Pictures do not belong in the copy; print every entry exactly as it stands.

■ Entries supplied ■
:::
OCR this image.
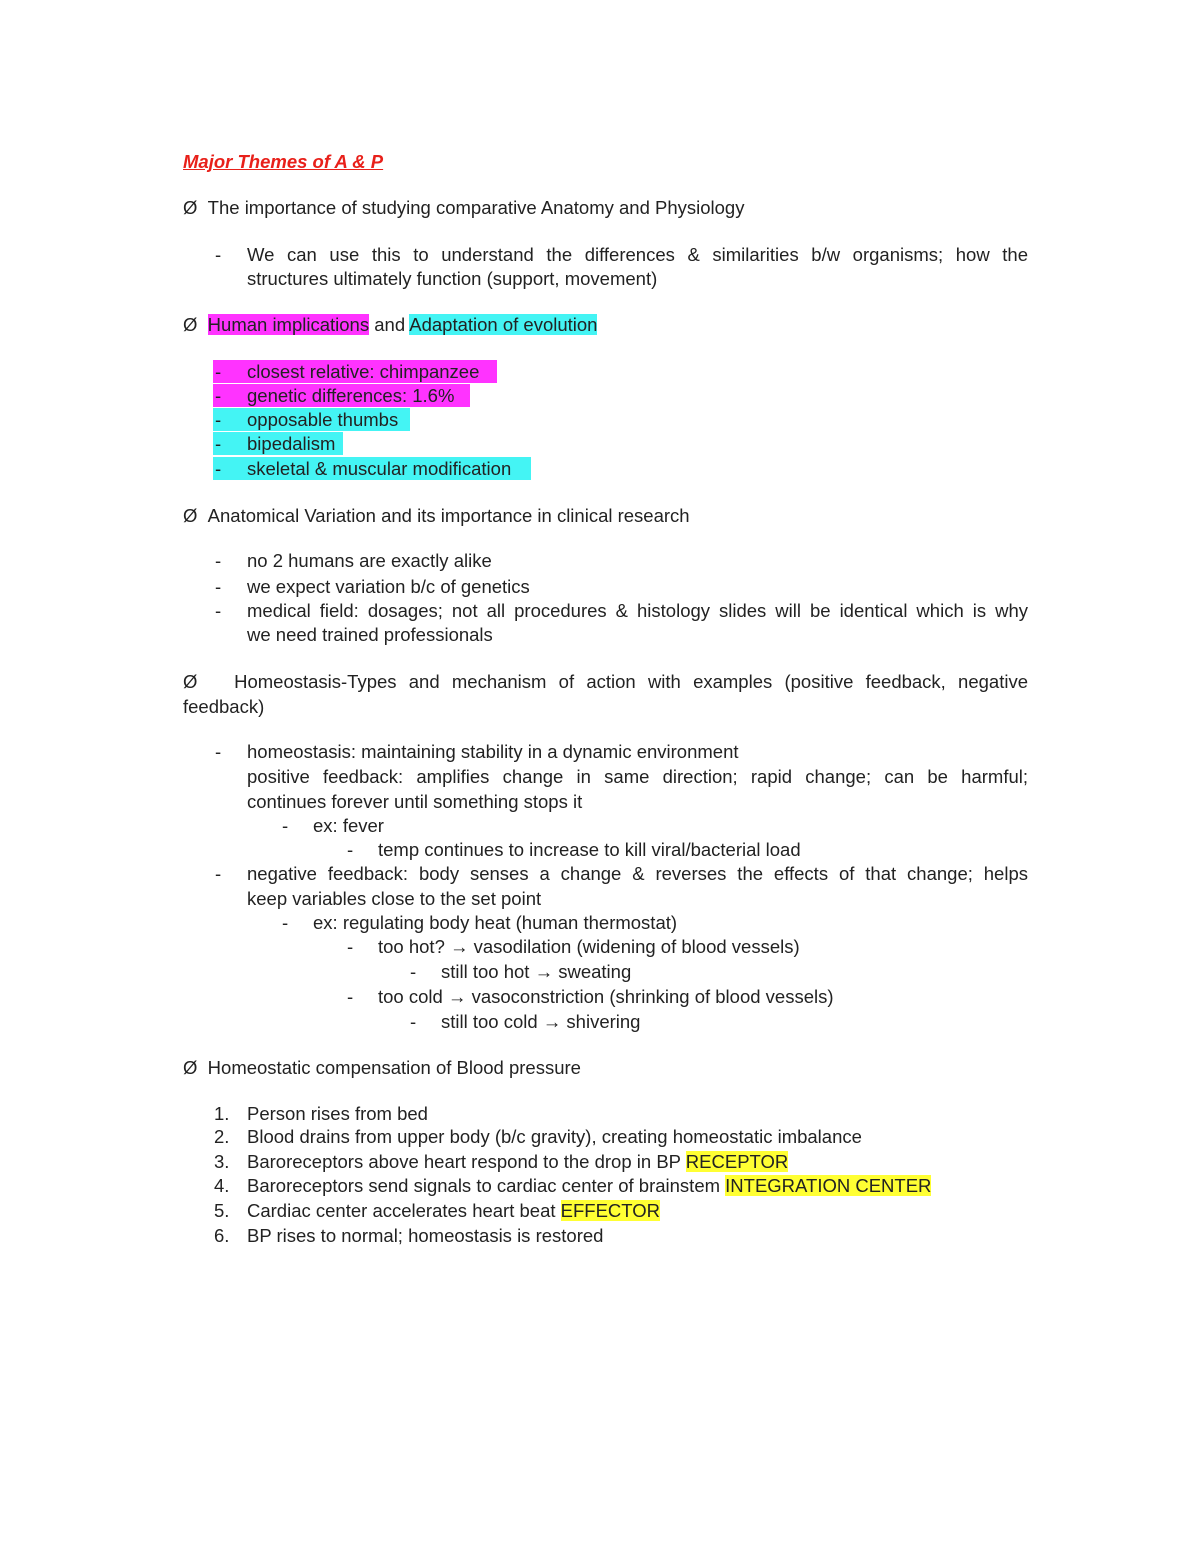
Major Themes of A & P
Ø The importance of studying comparative Anatomy and Physiology
- We can use this to understand the differences & similarities b/w organisms; how the
structures ultimately function (support, movement)
Ø Human implications and Adaptation of evolution
- closest relative: chimpanzee
- genetic differences: 1.6%
- opposable thumbs
- bipedalism
- skeletal & muscular modification
Ø Anatomical Variation and its importance in clinical research
- no 2 humans are exactly alike
- we expect variation b/c of genetics
- medical field: dosages; not all procedures & histology slides will be identical which is why
we need trained professionals
Ø Homeostasis-Types and mechanism of action with examples (positive feedback, negative
feedback)
- homeostasis: maintaining stability in a dynamic environment
positive feedback: amplifies change in same direction; rapid change; can be harmful;
continues forever until something stops it
- ex: fever
- temp continues to increase to kill viral/bacterial load
- negative feedback: body senses a change & reverses the effects of that change; helps
keep variables close to the set point
- ex: regulating body heat (human thermostat)
- too hot? → vasodilation (widening of blood vessels)
- still too hot → sweating
- too cold → vasoconstriction (shrinking of blood vessels)
- still too cold → shivering
Ø Homeostatic compensation of Blood pressure
1. Person rises from bed
2. Blood drains from upper body (b/c gravity), creating homeostatic imbalance
3. Baroreceptors above heart respond to the drop in BP RECEPTOR
4. Baroreceptors send signals to cardiac center of brainstem INTEGRATION CENTER
5. Cardiac center accelerates heart beat EFFECTOR
6. BP rises to normal; homeostasis is restored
:::
■ Task solution ■
OCR this image.
Major Themes of A & P
Ø The importance of studying comparative Anatomy and Physiology
- We can use this to understand the differences & similarities b/w organisms; how the
structures ultimately function (support, movement)
Ø Human implications and Adaptation of evolution
- closest relative: chimpanzee
- genetic differences: 1.6%
- opposable thumbs
- bipedalism
- skeletal & muscular modification
Ø Anatomical Variation and its importance in clinical research
- no 2 humans are exactly alike
- we expect variation b/c of genetics
- medical field: dosages; not all procedures & histology slides will be identical which is why
we need trained professionals
Ø Homeostasis-Types and mechanism of action with examples (positive feedback, negative
feedback)
- homeostasis: maintaining stability in a dynamic environment
positive feedback: amplifies change in same direction; rapid change; can be harmful;
continues forever until something stops it
- ex: fever
- temp continues to increase to kill viral/bacterial load
- negative feedback: body senses a change & reverses the effects of that change; helps
keep variables close to the set point
- ex: regulating body heat (human thermostat)
- too hot? → vasodilation (widening of blood vessels)
- still too hot → sweating
- too cold → vasoconstriction (shrinking of blood vessels)
- still too cold → shivering
Ø Homeostatic compensation of Blood pressure
1. Person rises from bed
2. Blood drains from upper body (b/c gravity), creating homeostatic imbalance
3. Baroreceptors above heart respond to the drop in BP RECEPTOR
4. Baroreceptors send signals to cardiac center of brainstem INTEGRATION CENTER
5. Cardiac center accelerates heart beat EFFECTOR
6. BP rises to normal; homeostasis is restored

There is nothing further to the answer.